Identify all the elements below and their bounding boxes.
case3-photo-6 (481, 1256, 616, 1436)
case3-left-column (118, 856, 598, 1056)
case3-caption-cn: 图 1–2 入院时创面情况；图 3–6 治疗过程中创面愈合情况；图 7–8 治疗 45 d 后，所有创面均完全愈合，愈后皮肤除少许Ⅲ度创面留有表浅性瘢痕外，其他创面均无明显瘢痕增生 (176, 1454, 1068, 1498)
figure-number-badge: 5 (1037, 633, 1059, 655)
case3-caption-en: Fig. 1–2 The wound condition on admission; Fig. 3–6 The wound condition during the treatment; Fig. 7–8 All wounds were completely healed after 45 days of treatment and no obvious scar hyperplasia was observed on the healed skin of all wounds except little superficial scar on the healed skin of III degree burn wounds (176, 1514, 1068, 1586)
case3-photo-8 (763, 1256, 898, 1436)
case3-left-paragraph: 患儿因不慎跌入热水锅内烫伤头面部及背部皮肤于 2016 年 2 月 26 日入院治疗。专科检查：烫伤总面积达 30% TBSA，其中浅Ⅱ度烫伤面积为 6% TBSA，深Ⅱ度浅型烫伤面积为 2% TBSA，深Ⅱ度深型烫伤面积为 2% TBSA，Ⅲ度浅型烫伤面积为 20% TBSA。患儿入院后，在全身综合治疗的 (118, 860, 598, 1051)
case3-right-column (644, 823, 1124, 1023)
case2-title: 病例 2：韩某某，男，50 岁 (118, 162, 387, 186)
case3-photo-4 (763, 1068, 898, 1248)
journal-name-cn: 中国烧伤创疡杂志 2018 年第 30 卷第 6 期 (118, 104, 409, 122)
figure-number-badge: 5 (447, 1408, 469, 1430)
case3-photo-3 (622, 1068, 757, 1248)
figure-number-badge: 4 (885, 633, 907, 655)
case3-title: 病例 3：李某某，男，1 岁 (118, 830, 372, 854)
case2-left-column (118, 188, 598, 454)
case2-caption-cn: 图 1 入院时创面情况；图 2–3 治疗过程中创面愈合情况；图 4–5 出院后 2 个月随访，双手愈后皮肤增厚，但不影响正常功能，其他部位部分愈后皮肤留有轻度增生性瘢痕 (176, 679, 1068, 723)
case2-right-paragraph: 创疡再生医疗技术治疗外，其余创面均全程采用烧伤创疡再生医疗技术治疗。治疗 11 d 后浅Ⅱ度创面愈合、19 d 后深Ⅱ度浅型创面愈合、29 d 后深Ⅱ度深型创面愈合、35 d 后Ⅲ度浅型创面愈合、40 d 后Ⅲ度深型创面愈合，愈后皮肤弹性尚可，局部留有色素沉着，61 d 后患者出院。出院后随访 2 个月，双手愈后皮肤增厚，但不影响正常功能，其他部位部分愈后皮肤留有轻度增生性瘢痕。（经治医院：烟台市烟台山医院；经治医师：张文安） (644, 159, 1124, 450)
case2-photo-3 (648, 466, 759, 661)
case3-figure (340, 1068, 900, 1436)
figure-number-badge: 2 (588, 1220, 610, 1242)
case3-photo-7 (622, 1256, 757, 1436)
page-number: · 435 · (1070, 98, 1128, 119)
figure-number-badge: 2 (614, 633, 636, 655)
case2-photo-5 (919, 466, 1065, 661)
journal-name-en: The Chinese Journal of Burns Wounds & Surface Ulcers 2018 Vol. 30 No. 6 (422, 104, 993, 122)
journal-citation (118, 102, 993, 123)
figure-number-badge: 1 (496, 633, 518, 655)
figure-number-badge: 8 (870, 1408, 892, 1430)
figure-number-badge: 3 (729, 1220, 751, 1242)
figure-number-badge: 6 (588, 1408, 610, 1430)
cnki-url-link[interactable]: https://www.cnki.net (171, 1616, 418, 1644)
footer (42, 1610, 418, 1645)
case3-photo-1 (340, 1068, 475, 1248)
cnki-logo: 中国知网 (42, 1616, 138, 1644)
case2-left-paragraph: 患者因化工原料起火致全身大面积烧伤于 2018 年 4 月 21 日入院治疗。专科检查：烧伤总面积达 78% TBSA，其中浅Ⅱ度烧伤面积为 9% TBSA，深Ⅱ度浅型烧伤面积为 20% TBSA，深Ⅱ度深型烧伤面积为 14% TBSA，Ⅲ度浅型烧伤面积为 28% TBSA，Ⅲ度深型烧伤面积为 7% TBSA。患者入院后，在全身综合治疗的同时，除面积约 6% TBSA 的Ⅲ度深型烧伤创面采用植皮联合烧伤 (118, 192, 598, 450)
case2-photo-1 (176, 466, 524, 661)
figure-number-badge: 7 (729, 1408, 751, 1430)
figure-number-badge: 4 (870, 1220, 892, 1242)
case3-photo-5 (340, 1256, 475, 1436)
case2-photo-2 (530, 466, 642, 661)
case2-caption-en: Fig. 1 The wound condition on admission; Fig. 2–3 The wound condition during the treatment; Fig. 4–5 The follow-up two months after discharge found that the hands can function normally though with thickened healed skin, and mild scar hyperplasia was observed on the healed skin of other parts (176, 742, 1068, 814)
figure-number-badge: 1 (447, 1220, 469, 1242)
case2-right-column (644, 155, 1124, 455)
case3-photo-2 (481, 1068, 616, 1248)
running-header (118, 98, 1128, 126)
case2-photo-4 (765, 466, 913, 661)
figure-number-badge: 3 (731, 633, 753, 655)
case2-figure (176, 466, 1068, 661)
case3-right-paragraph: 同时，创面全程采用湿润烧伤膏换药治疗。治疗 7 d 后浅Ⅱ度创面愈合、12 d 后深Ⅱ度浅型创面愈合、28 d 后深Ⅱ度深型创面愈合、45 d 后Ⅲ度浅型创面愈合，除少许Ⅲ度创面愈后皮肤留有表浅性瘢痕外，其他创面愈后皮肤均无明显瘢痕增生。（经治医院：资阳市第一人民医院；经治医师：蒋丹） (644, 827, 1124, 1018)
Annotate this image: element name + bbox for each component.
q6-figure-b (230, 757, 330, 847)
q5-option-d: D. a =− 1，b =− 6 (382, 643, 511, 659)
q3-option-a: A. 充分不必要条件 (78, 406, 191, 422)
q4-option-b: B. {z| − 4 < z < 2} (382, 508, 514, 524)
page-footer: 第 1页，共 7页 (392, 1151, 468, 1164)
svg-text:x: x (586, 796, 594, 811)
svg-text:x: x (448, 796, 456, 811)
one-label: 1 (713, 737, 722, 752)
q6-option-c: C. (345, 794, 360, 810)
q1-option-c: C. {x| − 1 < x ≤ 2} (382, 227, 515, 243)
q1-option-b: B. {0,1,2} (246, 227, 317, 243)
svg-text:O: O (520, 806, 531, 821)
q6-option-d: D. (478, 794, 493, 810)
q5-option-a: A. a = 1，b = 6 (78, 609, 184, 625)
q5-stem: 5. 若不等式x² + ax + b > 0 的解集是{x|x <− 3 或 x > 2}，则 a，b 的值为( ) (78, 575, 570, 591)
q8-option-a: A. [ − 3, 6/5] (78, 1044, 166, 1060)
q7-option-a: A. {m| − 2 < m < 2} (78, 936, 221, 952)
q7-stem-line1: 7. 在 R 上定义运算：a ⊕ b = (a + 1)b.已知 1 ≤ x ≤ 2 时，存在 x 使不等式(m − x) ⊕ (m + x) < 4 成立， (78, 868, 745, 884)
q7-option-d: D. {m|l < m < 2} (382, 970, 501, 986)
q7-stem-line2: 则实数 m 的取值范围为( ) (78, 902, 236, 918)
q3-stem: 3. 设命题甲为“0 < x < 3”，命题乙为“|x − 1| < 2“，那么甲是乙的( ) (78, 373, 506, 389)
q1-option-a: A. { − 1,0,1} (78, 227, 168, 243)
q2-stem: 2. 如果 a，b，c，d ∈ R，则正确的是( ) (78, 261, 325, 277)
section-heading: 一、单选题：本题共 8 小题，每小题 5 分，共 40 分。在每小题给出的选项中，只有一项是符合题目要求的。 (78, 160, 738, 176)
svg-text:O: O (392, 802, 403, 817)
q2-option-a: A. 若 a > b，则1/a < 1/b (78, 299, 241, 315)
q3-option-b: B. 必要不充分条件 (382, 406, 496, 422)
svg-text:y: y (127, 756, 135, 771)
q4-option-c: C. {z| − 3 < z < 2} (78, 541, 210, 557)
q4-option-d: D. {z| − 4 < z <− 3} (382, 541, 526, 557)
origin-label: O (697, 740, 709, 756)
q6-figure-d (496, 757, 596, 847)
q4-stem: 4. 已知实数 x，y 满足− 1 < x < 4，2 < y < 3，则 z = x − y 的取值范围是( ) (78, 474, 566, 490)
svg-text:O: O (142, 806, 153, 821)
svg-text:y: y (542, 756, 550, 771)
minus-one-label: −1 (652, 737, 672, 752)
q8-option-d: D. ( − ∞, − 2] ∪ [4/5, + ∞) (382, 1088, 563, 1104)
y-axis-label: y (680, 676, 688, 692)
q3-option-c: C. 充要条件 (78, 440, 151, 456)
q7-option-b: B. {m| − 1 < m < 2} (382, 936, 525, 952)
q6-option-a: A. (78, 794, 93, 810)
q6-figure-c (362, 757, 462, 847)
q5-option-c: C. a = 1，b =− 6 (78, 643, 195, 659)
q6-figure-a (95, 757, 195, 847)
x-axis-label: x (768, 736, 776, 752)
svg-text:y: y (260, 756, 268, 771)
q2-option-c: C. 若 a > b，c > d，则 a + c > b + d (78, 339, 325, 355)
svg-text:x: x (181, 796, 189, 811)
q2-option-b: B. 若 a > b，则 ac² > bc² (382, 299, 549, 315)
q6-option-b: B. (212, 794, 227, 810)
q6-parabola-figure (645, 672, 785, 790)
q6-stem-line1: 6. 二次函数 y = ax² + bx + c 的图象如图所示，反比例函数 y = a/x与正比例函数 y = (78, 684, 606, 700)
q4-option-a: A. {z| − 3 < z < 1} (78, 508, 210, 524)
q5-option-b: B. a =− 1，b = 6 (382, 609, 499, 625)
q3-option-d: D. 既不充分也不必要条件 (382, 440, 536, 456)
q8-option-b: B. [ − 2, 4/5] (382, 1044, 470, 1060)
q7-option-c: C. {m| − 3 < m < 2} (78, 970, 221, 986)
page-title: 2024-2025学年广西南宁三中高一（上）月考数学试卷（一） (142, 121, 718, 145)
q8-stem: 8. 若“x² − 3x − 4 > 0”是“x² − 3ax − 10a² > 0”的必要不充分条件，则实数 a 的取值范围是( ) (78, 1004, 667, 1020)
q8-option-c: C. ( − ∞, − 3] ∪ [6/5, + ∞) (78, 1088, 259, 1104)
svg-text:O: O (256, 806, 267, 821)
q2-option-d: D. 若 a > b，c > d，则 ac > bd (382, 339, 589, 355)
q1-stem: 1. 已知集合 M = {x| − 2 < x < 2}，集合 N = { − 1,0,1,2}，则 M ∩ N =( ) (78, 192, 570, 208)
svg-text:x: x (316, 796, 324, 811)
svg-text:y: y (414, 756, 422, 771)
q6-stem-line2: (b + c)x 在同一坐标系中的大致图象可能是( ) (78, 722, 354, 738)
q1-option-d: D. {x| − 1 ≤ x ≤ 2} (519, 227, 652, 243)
******************************
### TASK DIRECTIONS
Reproduce the material word for word, starting at its first line and ending with the line that contains "figure-number-badge: 5 (1037, 633, 1059, 655)".

### FINISHED TASK
Identify all the elements below and their bounding boxes.
case3-photo-6 (481, 1256, 616, 1436)
case3-left-column (118, 856, 598, 1056)
case3-caption-cn: 图 1–2 入院时创面情况；图 3–6 治疗过程中创面愈合情况；图 7–8 治疗 45 d 后，所有创面均完全愈合，愈后皮肤除少许Ⅲ度创面留有表浅性瘢痕外，其他创面均无明显瘢痕增生 (176, 1454, 1068, 1498)
figure-number-badge: 5 (1037, 633, 1059, 655)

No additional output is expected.